**Short exercise:**
Copy the data from the very start through the line containing "menu-go[interactable]: Go (236, 0, 271, 22)", changing "airplay-icon" to "screen-mirroring-icon" and keeping everything else the same.

************

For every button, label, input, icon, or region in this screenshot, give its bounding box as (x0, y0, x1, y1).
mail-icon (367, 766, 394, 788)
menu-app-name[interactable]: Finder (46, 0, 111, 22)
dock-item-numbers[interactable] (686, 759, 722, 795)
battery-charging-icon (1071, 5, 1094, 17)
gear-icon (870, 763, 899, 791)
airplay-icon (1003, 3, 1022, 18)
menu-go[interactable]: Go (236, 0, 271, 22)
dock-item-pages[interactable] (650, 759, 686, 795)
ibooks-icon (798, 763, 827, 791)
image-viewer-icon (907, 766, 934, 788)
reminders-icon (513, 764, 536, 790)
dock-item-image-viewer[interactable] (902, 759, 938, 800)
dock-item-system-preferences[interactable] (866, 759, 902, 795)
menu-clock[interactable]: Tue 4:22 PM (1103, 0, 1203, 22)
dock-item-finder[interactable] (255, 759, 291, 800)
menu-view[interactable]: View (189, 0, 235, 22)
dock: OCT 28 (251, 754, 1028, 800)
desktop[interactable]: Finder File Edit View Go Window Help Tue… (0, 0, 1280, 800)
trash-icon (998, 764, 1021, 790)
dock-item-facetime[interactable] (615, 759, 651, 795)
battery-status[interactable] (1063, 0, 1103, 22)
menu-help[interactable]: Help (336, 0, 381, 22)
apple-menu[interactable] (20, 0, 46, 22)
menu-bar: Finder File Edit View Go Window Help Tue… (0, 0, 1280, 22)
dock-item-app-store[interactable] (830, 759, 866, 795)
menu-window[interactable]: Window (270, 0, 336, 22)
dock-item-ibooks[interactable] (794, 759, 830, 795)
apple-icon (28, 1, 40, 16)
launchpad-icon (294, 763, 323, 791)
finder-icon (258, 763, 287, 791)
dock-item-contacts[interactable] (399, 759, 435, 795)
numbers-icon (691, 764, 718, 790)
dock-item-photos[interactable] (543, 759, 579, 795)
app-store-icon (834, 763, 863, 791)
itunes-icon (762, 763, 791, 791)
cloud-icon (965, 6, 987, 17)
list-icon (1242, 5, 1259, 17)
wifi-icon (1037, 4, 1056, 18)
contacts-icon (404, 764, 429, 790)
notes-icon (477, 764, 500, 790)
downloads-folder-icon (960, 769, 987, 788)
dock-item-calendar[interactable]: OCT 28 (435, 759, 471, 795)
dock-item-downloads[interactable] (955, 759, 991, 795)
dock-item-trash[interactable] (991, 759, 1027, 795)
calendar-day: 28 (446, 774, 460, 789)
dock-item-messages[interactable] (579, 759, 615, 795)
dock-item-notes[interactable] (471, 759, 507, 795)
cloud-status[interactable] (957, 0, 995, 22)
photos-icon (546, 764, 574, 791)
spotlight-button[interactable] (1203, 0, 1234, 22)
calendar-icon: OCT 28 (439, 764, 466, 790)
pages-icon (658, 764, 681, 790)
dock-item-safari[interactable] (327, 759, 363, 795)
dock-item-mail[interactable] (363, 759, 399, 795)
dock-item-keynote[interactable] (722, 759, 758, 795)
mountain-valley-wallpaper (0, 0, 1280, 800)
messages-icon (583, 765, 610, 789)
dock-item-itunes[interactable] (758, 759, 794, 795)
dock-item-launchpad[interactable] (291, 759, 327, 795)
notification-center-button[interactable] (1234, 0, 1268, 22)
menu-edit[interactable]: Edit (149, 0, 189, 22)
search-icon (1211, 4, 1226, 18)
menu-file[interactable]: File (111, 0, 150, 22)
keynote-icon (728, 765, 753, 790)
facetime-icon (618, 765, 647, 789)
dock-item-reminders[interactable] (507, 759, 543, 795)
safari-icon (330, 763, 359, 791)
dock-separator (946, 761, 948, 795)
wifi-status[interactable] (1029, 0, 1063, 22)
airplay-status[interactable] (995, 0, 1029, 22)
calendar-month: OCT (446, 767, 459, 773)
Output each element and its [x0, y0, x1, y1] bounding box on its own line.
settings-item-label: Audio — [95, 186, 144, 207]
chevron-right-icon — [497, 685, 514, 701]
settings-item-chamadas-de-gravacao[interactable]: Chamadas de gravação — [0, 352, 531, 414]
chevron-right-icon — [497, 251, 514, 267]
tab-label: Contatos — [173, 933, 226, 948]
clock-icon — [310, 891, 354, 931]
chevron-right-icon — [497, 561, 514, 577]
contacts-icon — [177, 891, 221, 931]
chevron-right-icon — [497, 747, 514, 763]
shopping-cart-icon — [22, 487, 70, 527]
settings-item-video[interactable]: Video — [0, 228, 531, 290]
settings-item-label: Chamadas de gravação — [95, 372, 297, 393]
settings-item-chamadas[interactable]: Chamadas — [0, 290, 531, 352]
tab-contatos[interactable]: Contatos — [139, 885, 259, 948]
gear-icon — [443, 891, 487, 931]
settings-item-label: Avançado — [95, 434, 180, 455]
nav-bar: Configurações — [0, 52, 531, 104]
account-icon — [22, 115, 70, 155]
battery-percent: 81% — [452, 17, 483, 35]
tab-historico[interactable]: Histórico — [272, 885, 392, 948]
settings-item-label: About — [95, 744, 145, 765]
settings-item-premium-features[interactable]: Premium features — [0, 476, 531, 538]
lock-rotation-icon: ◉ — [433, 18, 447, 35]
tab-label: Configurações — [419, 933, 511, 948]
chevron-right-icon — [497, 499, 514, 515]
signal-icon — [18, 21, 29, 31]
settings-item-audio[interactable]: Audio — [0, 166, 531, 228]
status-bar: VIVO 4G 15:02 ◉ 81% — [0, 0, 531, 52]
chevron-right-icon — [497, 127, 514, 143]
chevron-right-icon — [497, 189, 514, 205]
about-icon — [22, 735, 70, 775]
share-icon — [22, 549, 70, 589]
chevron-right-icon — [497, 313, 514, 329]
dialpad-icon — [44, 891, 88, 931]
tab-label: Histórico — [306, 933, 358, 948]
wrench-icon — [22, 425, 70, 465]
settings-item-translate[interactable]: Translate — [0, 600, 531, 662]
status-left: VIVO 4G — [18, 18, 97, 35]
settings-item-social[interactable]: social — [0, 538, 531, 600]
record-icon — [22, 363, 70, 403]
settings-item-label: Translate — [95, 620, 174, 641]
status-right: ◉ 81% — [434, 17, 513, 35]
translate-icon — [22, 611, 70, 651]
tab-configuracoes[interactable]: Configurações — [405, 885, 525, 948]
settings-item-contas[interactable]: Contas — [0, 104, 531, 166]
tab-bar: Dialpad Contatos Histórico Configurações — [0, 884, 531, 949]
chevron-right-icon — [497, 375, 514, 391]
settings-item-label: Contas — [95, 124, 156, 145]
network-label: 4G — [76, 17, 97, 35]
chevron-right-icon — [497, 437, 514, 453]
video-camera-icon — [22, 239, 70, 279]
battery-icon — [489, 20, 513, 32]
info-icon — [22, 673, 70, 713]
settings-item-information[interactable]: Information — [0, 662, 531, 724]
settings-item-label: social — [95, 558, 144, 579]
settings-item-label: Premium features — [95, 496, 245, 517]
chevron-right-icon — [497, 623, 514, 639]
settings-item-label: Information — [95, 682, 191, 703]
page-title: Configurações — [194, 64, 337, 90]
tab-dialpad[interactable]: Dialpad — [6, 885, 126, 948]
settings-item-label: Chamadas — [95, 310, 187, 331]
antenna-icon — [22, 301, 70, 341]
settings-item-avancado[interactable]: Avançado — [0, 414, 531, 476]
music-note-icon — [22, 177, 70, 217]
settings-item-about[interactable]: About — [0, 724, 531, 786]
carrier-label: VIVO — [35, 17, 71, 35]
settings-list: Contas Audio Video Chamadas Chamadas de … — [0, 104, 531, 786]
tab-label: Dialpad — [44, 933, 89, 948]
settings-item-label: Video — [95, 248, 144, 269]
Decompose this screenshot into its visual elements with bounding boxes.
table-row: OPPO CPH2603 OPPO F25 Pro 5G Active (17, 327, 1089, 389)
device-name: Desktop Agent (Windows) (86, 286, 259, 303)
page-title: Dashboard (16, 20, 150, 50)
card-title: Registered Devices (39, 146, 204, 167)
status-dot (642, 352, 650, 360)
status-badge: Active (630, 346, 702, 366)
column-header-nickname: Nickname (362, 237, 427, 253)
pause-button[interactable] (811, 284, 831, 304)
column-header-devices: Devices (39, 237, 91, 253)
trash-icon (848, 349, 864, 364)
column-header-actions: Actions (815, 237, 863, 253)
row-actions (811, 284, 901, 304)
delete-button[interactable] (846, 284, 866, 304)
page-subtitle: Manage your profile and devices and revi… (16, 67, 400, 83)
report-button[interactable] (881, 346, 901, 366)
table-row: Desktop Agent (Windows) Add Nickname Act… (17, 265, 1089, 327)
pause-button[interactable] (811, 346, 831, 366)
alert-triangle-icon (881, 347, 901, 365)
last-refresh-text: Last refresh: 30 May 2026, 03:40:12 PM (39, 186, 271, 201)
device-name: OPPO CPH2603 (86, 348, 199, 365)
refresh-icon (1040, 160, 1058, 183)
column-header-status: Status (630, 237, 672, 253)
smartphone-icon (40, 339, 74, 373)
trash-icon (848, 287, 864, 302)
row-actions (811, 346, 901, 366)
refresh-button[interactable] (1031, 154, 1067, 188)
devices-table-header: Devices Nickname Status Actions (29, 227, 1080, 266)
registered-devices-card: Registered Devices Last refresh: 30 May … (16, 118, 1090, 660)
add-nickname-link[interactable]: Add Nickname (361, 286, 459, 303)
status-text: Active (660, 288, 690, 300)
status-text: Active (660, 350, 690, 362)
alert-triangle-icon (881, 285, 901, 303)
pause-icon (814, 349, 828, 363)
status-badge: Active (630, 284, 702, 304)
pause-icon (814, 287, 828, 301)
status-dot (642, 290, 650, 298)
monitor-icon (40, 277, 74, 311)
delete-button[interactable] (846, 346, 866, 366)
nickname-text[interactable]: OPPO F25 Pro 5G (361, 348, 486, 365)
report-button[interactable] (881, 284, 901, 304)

************

**Correct output:**
For every button, label, input, icon, or region in this screenshot, give its bounding box as (x0, y0, x1, y1).
mail-icon (367, 766, 394, 788)
menu-app-name[interactable]: Finder (46, 0, 111, 22)
dock-item-numbers[interactable] (686, 759, 722, 795)
battery-charging-icon (1071, 5, 1094, 17)
gear-icon (870, 763, 899, 791)
screen-mirroring-icon (1003, 3, 1022, 18)
menu-go[interactable]: Go (236, 0, 271, 22)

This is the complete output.